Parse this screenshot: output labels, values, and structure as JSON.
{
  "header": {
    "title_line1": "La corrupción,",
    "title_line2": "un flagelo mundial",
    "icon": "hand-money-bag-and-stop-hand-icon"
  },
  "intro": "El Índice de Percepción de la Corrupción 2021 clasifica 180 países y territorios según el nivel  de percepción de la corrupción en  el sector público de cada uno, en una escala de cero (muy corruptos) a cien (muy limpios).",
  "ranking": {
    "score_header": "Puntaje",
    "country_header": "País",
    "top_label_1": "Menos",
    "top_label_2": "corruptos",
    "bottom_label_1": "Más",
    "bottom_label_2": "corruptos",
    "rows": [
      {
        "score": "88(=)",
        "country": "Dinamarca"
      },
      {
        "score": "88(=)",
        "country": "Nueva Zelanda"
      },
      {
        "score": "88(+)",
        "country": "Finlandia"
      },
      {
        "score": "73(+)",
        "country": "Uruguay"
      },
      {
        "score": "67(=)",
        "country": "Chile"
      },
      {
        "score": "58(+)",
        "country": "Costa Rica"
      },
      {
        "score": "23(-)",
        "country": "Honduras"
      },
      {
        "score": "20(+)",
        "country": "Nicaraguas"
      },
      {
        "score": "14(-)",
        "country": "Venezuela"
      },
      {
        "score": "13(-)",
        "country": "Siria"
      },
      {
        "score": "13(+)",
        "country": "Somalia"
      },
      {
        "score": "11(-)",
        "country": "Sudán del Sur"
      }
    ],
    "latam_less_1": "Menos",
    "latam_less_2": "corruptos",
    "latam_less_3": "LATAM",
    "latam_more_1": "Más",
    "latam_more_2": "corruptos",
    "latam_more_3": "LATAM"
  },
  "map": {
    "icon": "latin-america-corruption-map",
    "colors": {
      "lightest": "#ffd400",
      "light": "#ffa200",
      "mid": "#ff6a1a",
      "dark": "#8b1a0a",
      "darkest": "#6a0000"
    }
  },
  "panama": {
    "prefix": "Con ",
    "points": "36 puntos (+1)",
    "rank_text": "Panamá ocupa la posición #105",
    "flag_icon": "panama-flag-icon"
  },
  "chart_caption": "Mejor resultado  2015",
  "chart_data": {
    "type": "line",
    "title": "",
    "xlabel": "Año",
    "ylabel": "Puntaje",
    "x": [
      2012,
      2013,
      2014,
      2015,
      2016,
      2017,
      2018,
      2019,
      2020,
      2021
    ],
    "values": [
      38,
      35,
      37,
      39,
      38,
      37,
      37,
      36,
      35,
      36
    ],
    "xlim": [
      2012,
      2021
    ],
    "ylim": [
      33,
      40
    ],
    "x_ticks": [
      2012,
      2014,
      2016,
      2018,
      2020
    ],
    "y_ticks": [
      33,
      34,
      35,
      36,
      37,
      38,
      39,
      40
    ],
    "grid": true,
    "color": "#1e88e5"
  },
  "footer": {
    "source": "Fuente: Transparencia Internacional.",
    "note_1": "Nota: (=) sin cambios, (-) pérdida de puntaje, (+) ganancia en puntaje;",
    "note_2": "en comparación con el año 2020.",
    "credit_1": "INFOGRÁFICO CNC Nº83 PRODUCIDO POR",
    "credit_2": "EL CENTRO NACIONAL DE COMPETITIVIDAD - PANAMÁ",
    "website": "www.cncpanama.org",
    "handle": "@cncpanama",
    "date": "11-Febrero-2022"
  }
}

■ Aim
Pick out each line in the material containing "values".

■ Solved exercise
Parse this screenshot: output labels, values, and structure as JSON.
    "values": [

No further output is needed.